Items listed in a dataset:

---

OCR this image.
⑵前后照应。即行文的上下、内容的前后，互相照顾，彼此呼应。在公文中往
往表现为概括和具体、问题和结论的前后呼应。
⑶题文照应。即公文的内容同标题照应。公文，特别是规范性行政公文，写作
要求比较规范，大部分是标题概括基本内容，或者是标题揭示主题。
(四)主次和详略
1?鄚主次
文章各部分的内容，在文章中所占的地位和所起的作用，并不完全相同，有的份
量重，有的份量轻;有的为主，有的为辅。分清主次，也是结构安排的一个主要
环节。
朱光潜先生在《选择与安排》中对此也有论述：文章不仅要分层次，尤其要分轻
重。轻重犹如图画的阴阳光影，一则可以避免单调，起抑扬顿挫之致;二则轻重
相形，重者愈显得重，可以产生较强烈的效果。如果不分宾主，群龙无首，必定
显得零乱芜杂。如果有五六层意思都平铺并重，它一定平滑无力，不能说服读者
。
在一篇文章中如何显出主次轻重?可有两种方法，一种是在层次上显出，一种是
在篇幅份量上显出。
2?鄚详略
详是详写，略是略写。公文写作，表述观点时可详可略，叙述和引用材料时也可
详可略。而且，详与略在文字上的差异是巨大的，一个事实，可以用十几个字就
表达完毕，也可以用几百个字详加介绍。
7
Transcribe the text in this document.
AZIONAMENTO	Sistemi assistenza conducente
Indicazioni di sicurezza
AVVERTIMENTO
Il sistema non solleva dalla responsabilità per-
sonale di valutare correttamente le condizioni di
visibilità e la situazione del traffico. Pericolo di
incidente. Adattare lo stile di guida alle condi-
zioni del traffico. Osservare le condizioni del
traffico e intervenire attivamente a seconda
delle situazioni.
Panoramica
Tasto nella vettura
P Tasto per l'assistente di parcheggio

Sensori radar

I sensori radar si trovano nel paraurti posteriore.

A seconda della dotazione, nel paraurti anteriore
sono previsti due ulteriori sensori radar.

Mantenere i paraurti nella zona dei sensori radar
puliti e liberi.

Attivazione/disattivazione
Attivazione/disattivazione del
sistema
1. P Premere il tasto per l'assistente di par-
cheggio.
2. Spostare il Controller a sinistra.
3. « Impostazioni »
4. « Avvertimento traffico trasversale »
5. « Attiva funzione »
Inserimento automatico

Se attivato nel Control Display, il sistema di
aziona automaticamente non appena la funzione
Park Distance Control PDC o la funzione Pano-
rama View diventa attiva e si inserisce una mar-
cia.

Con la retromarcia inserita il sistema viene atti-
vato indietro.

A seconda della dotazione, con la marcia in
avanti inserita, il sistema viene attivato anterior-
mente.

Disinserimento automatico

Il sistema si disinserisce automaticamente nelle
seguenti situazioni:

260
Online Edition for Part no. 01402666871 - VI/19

---

What the exercise asks: Scan the entries above for the word "radar" and collect each line holding it.

Reply to the exercise:
Sensori radar
I sensori radar si trovano nel paraurti posteriore.
sono previsti due ulteriori sensori radar.
Mantenere i paraurti nella zona dei sensori radar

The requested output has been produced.